# Problem
Extract the listing below in full, unchanged.

————————

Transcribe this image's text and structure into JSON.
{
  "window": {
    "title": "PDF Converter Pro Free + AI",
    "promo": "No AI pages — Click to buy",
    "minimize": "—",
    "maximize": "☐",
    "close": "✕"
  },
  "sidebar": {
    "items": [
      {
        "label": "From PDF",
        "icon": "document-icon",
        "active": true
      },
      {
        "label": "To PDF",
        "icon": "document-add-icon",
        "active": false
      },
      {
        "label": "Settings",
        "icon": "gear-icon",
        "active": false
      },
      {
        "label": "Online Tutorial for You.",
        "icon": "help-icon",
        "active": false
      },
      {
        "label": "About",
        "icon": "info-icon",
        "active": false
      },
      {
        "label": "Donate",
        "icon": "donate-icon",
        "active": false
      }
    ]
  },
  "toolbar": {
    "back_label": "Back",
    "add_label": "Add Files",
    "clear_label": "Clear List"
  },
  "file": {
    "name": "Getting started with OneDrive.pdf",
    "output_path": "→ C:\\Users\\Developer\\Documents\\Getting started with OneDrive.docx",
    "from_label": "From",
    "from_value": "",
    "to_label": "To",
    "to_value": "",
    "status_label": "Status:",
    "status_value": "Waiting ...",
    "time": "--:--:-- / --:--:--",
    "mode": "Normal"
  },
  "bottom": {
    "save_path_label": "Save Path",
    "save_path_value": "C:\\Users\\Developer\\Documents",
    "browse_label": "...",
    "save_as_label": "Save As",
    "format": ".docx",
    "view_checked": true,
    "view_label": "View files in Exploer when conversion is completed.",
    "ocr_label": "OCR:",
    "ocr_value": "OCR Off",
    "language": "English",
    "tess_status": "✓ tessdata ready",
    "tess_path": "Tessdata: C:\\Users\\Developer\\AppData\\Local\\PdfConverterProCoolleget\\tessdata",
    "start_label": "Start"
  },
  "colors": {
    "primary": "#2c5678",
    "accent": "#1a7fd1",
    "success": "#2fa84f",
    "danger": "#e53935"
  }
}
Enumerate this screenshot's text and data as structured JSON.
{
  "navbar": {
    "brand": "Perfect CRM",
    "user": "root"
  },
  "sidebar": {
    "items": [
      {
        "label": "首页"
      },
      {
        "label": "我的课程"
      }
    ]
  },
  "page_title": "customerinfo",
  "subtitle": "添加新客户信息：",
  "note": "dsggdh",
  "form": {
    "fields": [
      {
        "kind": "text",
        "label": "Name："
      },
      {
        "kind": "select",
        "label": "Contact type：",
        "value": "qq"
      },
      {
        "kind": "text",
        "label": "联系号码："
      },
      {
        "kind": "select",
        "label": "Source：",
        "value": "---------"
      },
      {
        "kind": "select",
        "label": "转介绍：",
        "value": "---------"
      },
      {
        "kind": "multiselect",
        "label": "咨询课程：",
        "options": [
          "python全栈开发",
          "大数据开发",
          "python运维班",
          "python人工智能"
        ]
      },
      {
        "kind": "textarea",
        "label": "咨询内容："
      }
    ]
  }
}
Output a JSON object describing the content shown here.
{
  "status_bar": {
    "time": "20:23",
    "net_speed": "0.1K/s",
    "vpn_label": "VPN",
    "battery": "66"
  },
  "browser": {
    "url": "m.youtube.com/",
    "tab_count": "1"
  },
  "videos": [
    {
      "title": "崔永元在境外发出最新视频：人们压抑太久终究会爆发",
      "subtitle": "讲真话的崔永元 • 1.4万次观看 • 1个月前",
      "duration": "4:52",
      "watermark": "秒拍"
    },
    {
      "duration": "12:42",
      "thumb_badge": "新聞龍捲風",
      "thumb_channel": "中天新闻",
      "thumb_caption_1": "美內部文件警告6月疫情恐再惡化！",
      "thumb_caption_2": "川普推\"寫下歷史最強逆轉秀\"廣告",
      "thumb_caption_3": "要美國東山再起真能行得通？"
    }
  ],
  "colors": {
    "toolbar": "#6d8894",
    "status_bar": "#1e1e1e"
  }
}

————————

# Problem solution
Transcribe this image's text and structure into JSON.
{
  "window": {
    "title": "PDF Converter Pro Free + AI",
    "promo": "No AI pages — Click to buy",
    "minimize": "—",
    "maximize": "☐",
    "close": "✕"
  },
  "sidebar": {
    "items": [
      {
        "label": "From PDF",
        "icon": "document-icon",
        "active": true
      },
      {
        "label": "To PDF",
        "icon": "document-add-icon",
        "active": false
      },
      {
        "label": "Settings",
        "icon": "gear-icon",
        "active": false
      },
      {
        "label": "Online Tutorial for You.",
        "icon": "help-icon",
        "active": false
      },
      {
        "label": "About",
        "icon": "info-icon",
        "active": false
      },
      {
        "label": "Donate",
        "icon": "donate-icon",
        "active": false
      }
    ]
  },
  "toolbar": {
    "back_label": "Back",
    "add_label": "Add Files",
    "clear_label": "Clear List"
  },
  "file": {
    "name": "Getting started with OneDrive.pdf",
    "output_path": "→ C:\\Users\\Developer\\Documents\\Getting started with OneDrive.docx",
    "from_label": "From",
    "from_value": "",
    "to_label": "To",
    "to_value": "",
    "status_label": "Status:",
    "status_value": "Waiting ...",
    "time": "--:--:-- / --:--:--",
    "mode": "Normal"
  },
  "bottom": {
    "save_path_label": "Save Path",
    "save_path_value": "C:\\Users\\Developer\\Documents",
    "browse_label": "...",
    "save_as_label": "Save As",
    "format": ".docx",
    "view_checked": true,
    "view_label": "View files in Exploer when conversion is completed.",
    "ocr_label": "OCR:",
    "ocr_value": "OCR Off",
    "language": "English",
    "tess_status": "✓ tessdata ready",
    "tess_path": "Tessdata: C:\\Users\\Developer\\AppData\\Local\\PdfConverterProCoolleget\\tessdata",
    "start_label": "Start"
  },
  "colors": {
    "primary": "#2c5678",
    "accent": "#1a7fd1",
    "success": "#2fa84f",
    "danger": "#e53935"
  }
}
Enumerate this screenshot's text and data as structured JSON.
{
  "navbar": {
    "brand": "Perfect CRM",
    "user": "root"
  },
  "sidebar": {
    "items": [
      {
        "label": "首页"
      },
      {
        "label": "我的课程"
      }
    ]
  },
  "page_title": "customerinfo",
  "subtitle": "添加新客户信息：",
  "note": "dsggdh",
  "form": {
    "fields": [
      {
        "kind": "text",
        "label": "Name："
      },
      {
        "kind": "select",
        "label": "Contact type：",
        "value": "qq"
      },
      {
        "kind": "text",
        "label": "联系号码："
      },
      {
        "kind": "select",
        "label": "Source：",
        "value": "---------"
      },
      {
        "kind": "select",
        "label": "转介绍：",
        "value": "---------"
      },
      {
        "kind": "multiselect",
        "label": "咨询课程：",
        "options": [
          "python全栈开发",
          "大数据开发",
          "python运维班",
          "python人工智能"
        ]
      },
      {
        "kind": "textarea",
        "label": "咨询内容："
      }
    ]
  }
}
Output a JSON object describing the content shown here.
{
  "status_bar": {
    "time": "20:23",
    "net_speed": "0.1K/s",
    "vpn_label": "VPN",
    "battery": "66"
  },
  "browser": {
    "url": "m.youtube.com/",
    "tab_count": "1"
  },
  "videos": [
    {
      "title": "崔永元在境外发出最新视频：人们压抑太久终究会爆发",
      "subtitle": "讲真话的崔永元 • 1.4万次观看 • 1个月前",
      "duration": "4:52",
      "watermark": "秒拍"
    },
    {
      "duration": "12:42",
      "thumb_badge": "新聞龍捲風",
      "thumb_channel": "中天新闻",
      "thumb_caption_1": "美內部文件警告6月疫情恐再惡化！",
      "thumb_caption_2": "川普推\"寫下歷史最強逆轉秀\"廣告",
      "thumb_caption_3": "要美國東山再起真能行得通？"
    }
  ],
  "colors": {
    "toolbar": "#6d8894",
    "status_bar": "#1e1e1e"
  }
}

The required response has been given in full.